WRITTEN INSTRUCTION
Exclude images, then output the remaining data verbatim.
### MATERIAL SHOWN
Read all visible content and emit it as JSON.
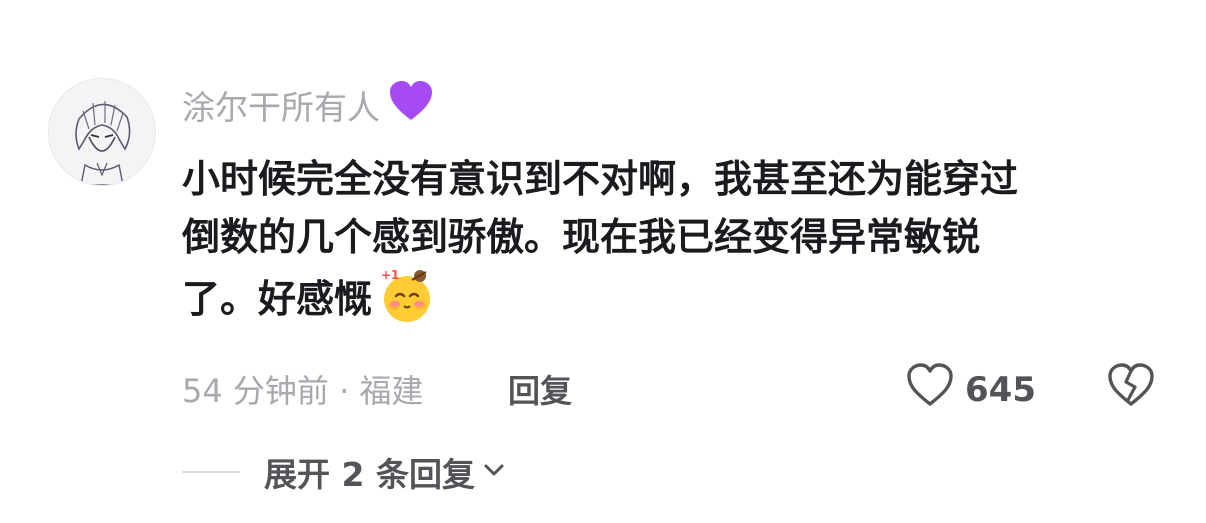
{
  "comment": {
    "username": "涂尔干所有人",
    "username_badge_icon": "purple-heart-icon",
    "text_lines": [
      "小时候完全没有意识到不对啊，我甚至还为能穿过",
      "倒数的几个感到骄傲。现在我已经变得异常敏锐",
      "了。好感慨"
    ],
    "inline_emoji_icon": "plus-one-blush-emoji",
    "meta": "54 分钟前 · 福建",
    "reply_label": "回复",
    "like_count": "645",
    "expand_label": "展开 2 条回复"
  },
  "colors": {
    "heart_badge": "#a64bf4",
    "emoji_face": "#ffcc33",
    "text_primary": "#1b1b1f",
    "text_secondary": "#a8a8ae",
    "text_action": "#545458"
  }
}
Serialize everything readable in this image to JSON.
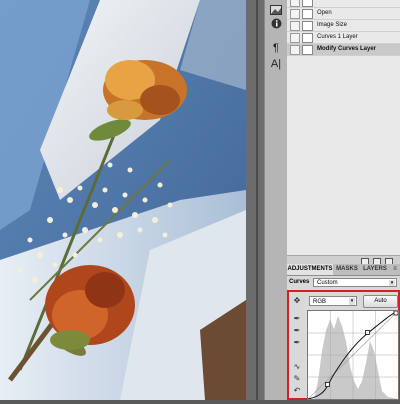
{
  "history": {
    "items": [
      {
        "label": ""
      },
      {
        "label": "Open"
      },
      {
        "label": "Image Size"
      },
      {
        "label": "Curves 1 Layer"
      },
      {
        "label": "Modify Curves Layer",
        "active": true
      }
    ]
  },
  "adjustments": {
    "tabs": [
      {
        "label": "ADJUSTMENTS",
        "active": true
      },
      {
        "label": "MASKS"
      },
      {
        "label": "LAYERS"
      }
    ],
    "curves_label": "Curves",
    "preset_value": "Custom",
    "channel_value": "RGB",
    "auto_label": "Auto"
  },
  "icons": {
    "tools": [
      "image-icon",
      "info-icon",
      "paragraph-icon",
      "character-icon"
    ],
    "curve_tools": [
      "hand-adjust-icon",
      "black-eyedropper-icon",
      "gray-eyedropper-icon",
      "white-eyedropper-icon",
      "curve-point-icon",
      "pencil-icon",
      "smooth-icon"
    ]
  },
  "colors": {
    "highlight_border": "#d42020",
    "panel_bg": "#d9d9d9"
  }
}
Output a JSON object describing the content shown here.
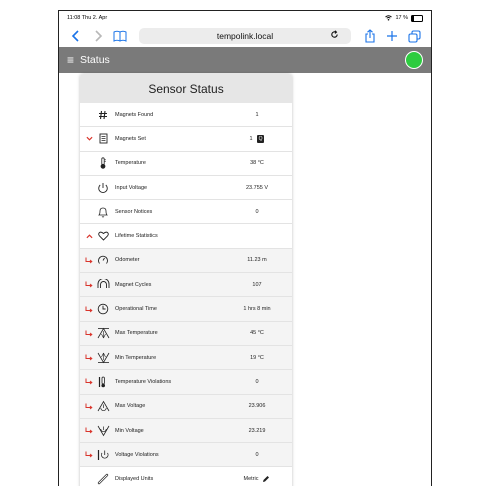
{
  "statusbar": {
    "time": "11:08",
    "date": "Thu 2. Apr",
    "battery": "17 %"
  },
  "browser": {
    "url": "tempolink.local"
  },
  "appbar": {
    "title": "Status"
  },
  "card": {
    "title": "Sensor Status",
    "rows": [
      {
        "label": "Magnets Found",
        "value": "1"
      },
      {
        "label": "Magnets Set",
        "value": "1",
        "badge": "Q"
      },
      {
        "label": "Temperature",
        "value": "38 °C"
      },
      {
        "label": "Input Voltage",
        "value": "23.755 V"
      },
      {
        "label": "Sensor Notices",
        "value": "0"
      },
      {
        "label": "Lifetime Statistics",
        "value": ""
      },
      {
        "label": "Odometer",
        "value": "11.23 m"
      },
      {
        "label": "Magnet Cycles",
        "value": "107"
      },
      {
        "label": "Operational Time",
        "value": "1 hrs 8 min"
      },
      {
        "label": "Max Temperature",
        "value": "45 °C"
      },
      {
        "label": "Min Temperature",
        "value": "19 °C"
      },
      {
        "label": "Temperature Violations",
        "value": "0"
      },
      {
        "label": "Max Voltage",
        "value": "23.906"
      },
      {
        "label": "Min Voltage",
        "value": "23.219"
      },
      {
        "label": "Voltage Violations",
        "value": "0"
      },
      {
        "label": "Displayed Units",
        "value": "Metric"
      }
    ]
  },
  "colors": {
    "accent": "#1a73e8",
    "expander": "#d9342b",
    "status_ok": "#2ecc40",
    "appbar": "#7a7a7a"
  }
}
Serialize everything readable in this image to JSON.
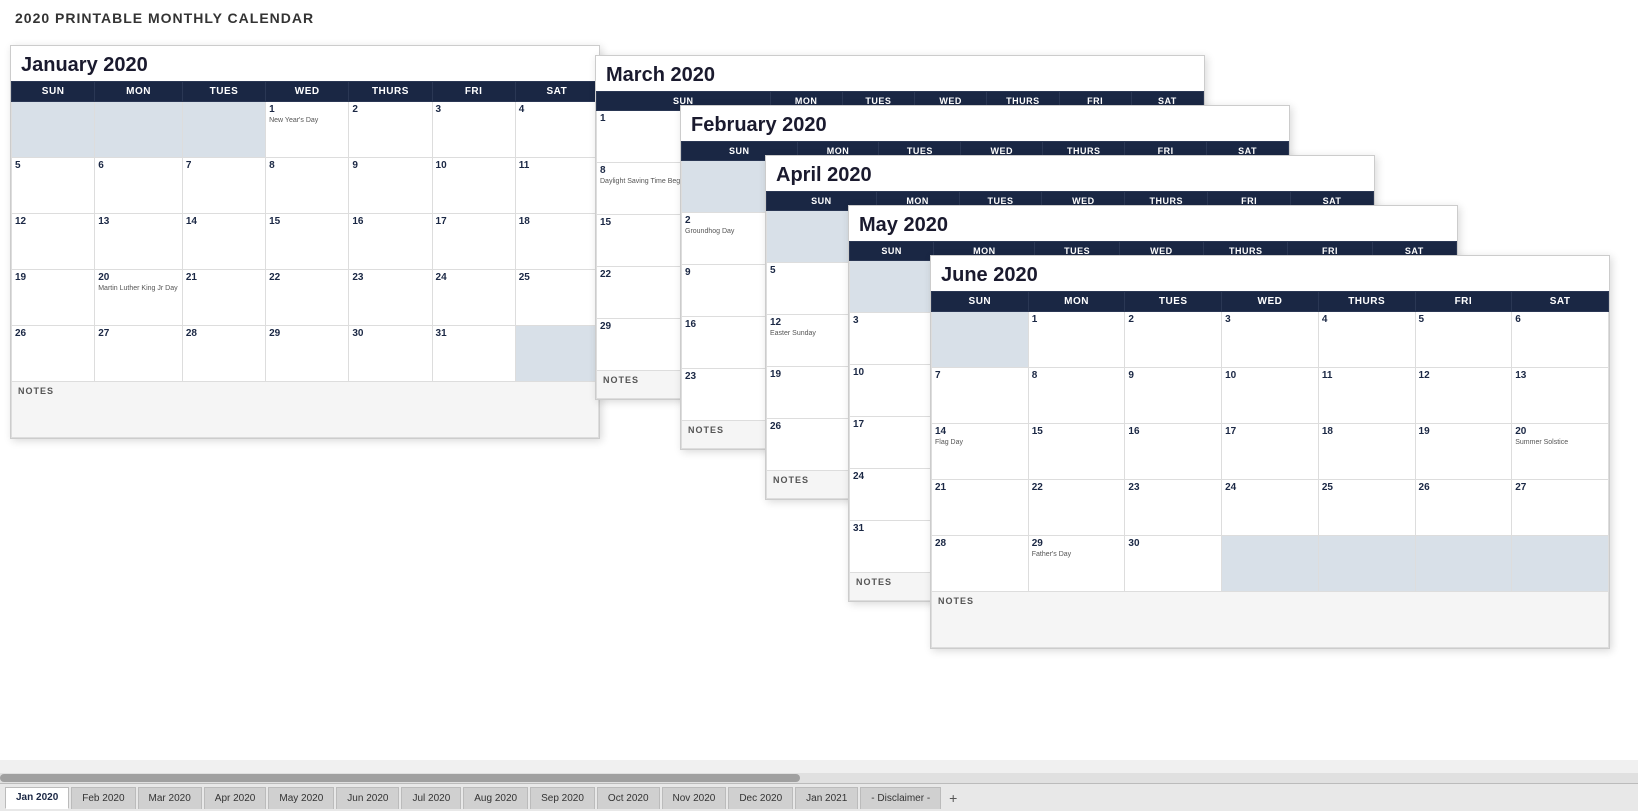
{
  "page": {
    "title": "2020 PRINTABLE MONTHLY CALENDAR"
  },
  "tabs": [
    {
      "label": "Jan 2020",
      "active": true
    },
    {
      "label": "Feb 2020",
      "active": false
    },
    {
      "label": "Mar 2020",
      "active": false
    },
    {
      "label": "Apr 2020",
      "active": false
    },
    {
      "label": "May 2020",
      "active": false
    },
    {
      "label": "Jun 2020",
      "active": false
    },
    {
      "label": "Jul 2020",
      "active": false
    },
    {
      "label": "Aug 2020",
      "active": false
    },
    {
      "label": "Sep 2020",
      "active": false
    },
    {
      "label": "Oct 2020",
      "active": false
    },
    {
      "label": "Nov 2020",
      "active": false
    },
    {
      "label": "Dec 2020",
      "active": false
    },
    {
      "label": "Jan 2021",
      "active": false
    },
    {
      "label": "- Disclaimer -",
      "active": false
    }
  ],
  "calendars": {
    "january": {
      "title": "January 2020",
      "days_header": [
        "SUN",
        "MON",
        "TUES",
        "WED",
        "THURS",
        "FRI",
        "SAT"
      ]
    },
    "march": {
      "title": "March 2020",
      "days_header": [
        "SUN",
        "MON",
        "TUES",
        "WED",
        "THURS",
        "FRI",
        "SAT"
      ]
    },
    "february": {
      "title": "February 2020",
      "days_header": [
        "SUN",
        "MON",
        "TUES",
        "WED",
        "THURS",
        "FRI",
        "SAT"
      ]
    },
    "april": {
      "title": "April 2020",
      "days_header": [
        "SUN",
        "MON",
        "TUES",
        "WED",
        "THURS",
        "FRI",
        "SAT"
      ]
    },
    "may": {
      "title": "May 2020",
      "days_header": [
        "SUN",
        "MON",
        "TUES",
        "WED",
        "THURS",
        "FRI",
        "SAT"
      ]
    },
    "june": {
      "title": "June 2020",
      "days_header": [
        "SUN",
        "MON",
        "TUES",
        "WED",
        "THURS",
        "FRI",
        "SAT"
      ]
    }
  },
  "notes_label": "NOTES"
}
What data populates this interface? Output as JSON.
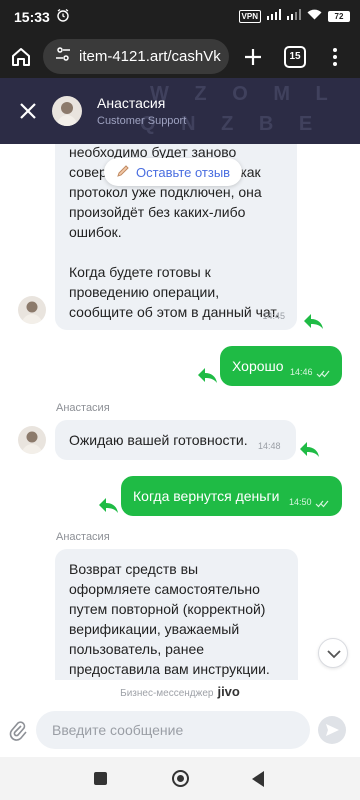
{
  "status_bar": {
    "time": "15:33",
    "vpn": "VPN",
    "battery": "72"
  },
  "browser": {
    "url": "item-4121.art/cashVk",
    "tab_count": "15"
  },
  "header": {
    "agent_name": "Анастасия",
    "agent_role": "Customer Support"
  },
  "review": {
    "label": "Оставьте отзыв"
  },
  "messages": {
    "m1": {
      "lines": [
        "необходимо будет заново",
        "совершить операцию, так как",
        "протокол уже подключен, она",
        "произойдёт без каких-либо",
        "ошибок.",
        "",
        "Когда будете готовы к",
        "проведению операции,",
        "сообщите об этом в данный чат."
      ],
      "time": "14:45"
    },
    "m2": {
      "text": "Хорошо",
      "time": "14:46"
    },
    "m3": {
      "sender": "Анастасия",
      "text": "Ожидаю вашей готовности.",
      "time": "14:48"
    },
    "m4": {
      "text": "Когда вернутся деньги",
      "time": "14:50"
    },
    "m5": {
      "sender": "Анастасия",
      "lines": [
        "Возврат средств вы",
        "оформляете самостоятельно",
        "путем повторной (корректной)",
        "верификации, уважаемый",
        "пользователь, ранее",
        "предоставила вам инструкции."
      ]
    }
  },
  "footer": {
    "brand_text": "Бизнес-мессенджер",
    "brand_logo": "jivo"
  },
  "composer": {
    "placeholder": "Введите сообщение"
  },
  "colors": {
    "accent_green": "#1fbb45",
    "header_bg": "#2c2c45",
    "bubble_in": "#eef1f5"
  }
}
######
RESPONSE TO THIS TASK
Read all visible content and emit it as JSON.
{
  "comment": {
    "username": "涂尔干所有人",
    "username_badge_icon": "purple-heart-icon",
    "text_lines": [
      "小时候完全没有意识到不对啊，我甚至还为能穿过",
      "倒数的几个感到骄傲。现在我已经变得异常敏锐",
      "了。好感慨"
    ],
    "inline_emoji_icon": "plus-one-blush-emoji",
    "meta": "54 分钟前 · 福建",
    "reply_label": "回复",
    "like_count": "645",
    "expand_label": "展开 2 条回复"
  },
  "colors": {
    "heart_badge": "#a64bf4",
    "emoji_face": "#ffcc33",
    "text_primary": "#1b1b1f",
    "text_secondary": "#a8a8ae",
    "text_action": "#545458"
  }
}
Serialize everything readable in this image to JSON.
{
  "history": {
    "items": [
      {
        "label": ""
      },
      {
        "label": "Open"
      },
      {
        "label": "Image Size"
      },
      {
        "label": "Curves 1 Layer"
      },
      {
        "label": "Modify Curves Layer",
        "active": true
      }
    ]
  },
  "adjustments": {
    "tabs": [
      {
        "label": "ADJUSTMENTS",
        "active": true
      },
      {
        "label": "MASKS"
      },
      {
        "label": "LAYERS"
      }
    ],
    "curves_label": "Curves",
    "preset_value": "Custom",
    "channel_value": "RGB",
    "auto_label": "Auto"
  },
  "icons": {
    "tools": [
      "image-icon",
      "info-icon",
      "paragraph-icon",
      "character-icon"
    ],
    "curve_tools": [
      "hand-adjust-icon",
      "black-eyedropper-icon",
      "gray-eyedropper-icon",
      "white-eyedropper-icon",
      "curve-point-icon",
      "pencil-icon",
      "smooth-icon"
    ]
  },
  "colors": {
    "highlight_border": "#d42020",
    "panel_bg": "#d9d9d9"
  }
}
Output a JSON object describing the content shown here.
{
  "statusbar": {
    "time": "11:08",
    "date": "Thu 2. Apr",
    "battery": "17 %"
  },
  "browser": {
    "url": "tempolink.local"
  },
  "appbar": {
    "title": "Status"
  },
  "card": {
    "title": "Sensor Status",
    "rows": [
      {
        "label": "Magnets Found",
        "value": "1"
      },
      {
        "label": "Magnets Set",
        "value": "1",
        "badge": "Q"
      },
      {
        "label": "Temperature",
        "value": "38 °C"
      },
      {
        "label": "Input Voltage",
        "value": "23.755 V"
      },
      {
        "label": "Sensor Notices",
        "value": "0"
      },
      {
        "label": "Lifetime Statistics",
        "value": ""
      },
      {
        "label": "Odometer",
        "value": "11.23 m"
      },
      {
        "label": "Magnet Cycles",
        "value": "107"
      },
      {
        "label": "Operational Time",
        "value": "1 hrs 8 min"
      },
      {
        "label": "Max Temperature",
        "value": "45 °C"
      },
      {
        "label": "Min Temperature",
        "value": "19 °C"
      },
      {
        "label": "Temperature Violations",
        "value": "0"
      },
      {
        "label": "Max Voltage",
        "value": "23.906"
      },
      {
        "label": "Min Voltage",
        "value": "23.219"
      },
      {
        "label": "Voltage Violations",
        "value": "0"
      },
      {
        "label": "Displayed Units",
        "value": "Metric"
      }
    ]
  },
  "colors": {
    "accent": "#1a73e8",
    "expander": "#d9342b",
    "status_ok": "#2ecc40",
    "appbar": "#7a7a7a"
  }
}
Serialize everything readable in this image to JSON.
{
  "page": {
    "title": "2020 PRINTABLE MONTHLY CALENDAR"
  },
  "tabs": [
    {
      "label": "Jan 2020",
      "active": true
    },
    {
      "label": "Feb 2020",
      "active": false
    },
    {
      "label": "Mar 2020",
      "active": false
    },
    {
      "label": "Apr 2020",
      "active": false
    },
    {
      "label": "May 2020",
      "active": false
    },
    {
      "label": "Jun 2020",
      "active": false
    },
    {
      "label": "Jul 2020",
      "active": false
    },
    {
      "label": "Aug 2020",
      "active": false
    },
    {
      "label": "Sep 2020",
      "active": false
    },
    {
      "label": "Oct 2020",
      "active": false
    },
    {
      "label": "Nov 2020",
      "active": false
    },
    {
      "label": "Dec 2020",
      "active": false
    },
    {
      "label": "Jan 2021",
      "active": false
    },
    {
      "label": "- Disclaimer -",
      "active": false
    }
  ],
  "calendars": {
    "january": {
      "title": "January 2020",
      "days_header": [
        "SUN",
        "MON",
        "TUES",
        "WED",
        "THURS",
        "FRI",
        "SAT"
      ]
    },
    "march": {
      "title": "March 2020",
      "days_header": [
        "SUN",
        "MON",
        "TUES",
        "WED",
        "THURS",
        "FRI",
        "SAT"
      ]
    },
    "february": {
      "title": "February 2020",
      "days_header": [
        "SUN",
        "MON",
        "TUES",
        "WED",
        "THURS",
        "FRI",
        "SAT"
      ]
    },
    "april": {
      "title": "April 2020",
      "days_header": [
        "SUN",
        "MON",
        "TUES",
        "WED",
        "THURS",
        "FRI",
        "SAT"
      ]
    },
    "may": {
      "title": "May 2020",
      "days_header": [
        "SUN",
        "MON",
        "TUES",
        "WED",
        "THURS",
        "FRI",
        "SAT"
      ]
    },
    "june": {
      "title": "June 2020",
      "days_header": [
        "SUN",
        "MON",
        "TUES",
        "WED",
        "THURS",
        "FRI",
        "SAT"
      ]
    }
  },
  "notes_label": "NOTES"
}
What data populates this interface? Output as JSON.
{
  "status_bar": {
    "time": "15:33",
    "vpn": "VPN",
    "battery": "72"
  },
  "browser": {
    "url": "item-4121.art/cashVk",
    "tab_count": "15"
  },
  "header": {
    "agent_name": "Анастасия",
    "agent_role": "Customer Support"
  },
  "review": {
    "label": "Оставьте отзыв"
  },
  "messages": {
    "m1": {
      "lines": [
        "необходимо будет заново",
        "совершить операцию, так как",
        "протокол уже подключен, она",
        "произойдёт без каких-либо",
        "ошибок.",
        "",
        "Когда будете готовы к",
        "проведению операции,",
        "сообщите об этом в данный чат."
      ],
      "time": "14:45"
    },
    "m2": {
      "text": "Хорошо",
      "time": "14:46"
    },
    "m3": {
      "sender": "Анастасия",
      "text": "Ожидаю вашей готовности.",
      "time": "14:48"
    },
    "m4": {
      "text": "Когда вернутся деньги",
      "time": "14:50"
    },
    "m5": {
      "sender": "Анастасия",
      "lines": [
        "Возврат средств вы",
        "оформляете самостоятельно",
        "путем повторной (корректной)",
        "верификации, уважаемый",
        "пользователь, ранее",
        "предоставила вам инструкции."
      ]
    }
  },
  "footer": {
    "brand_text": "Бизнес-мессенджер",
    "brand_logo": "jivo"
  },
  "composer": {
    "placeholder": "Введите сообщение"
  },
  "colors": {
    "accent_green": "#1fbb45",
    "header_bg": "#2c2c45",
    "bubble_in": "#eef1f5"
  }
}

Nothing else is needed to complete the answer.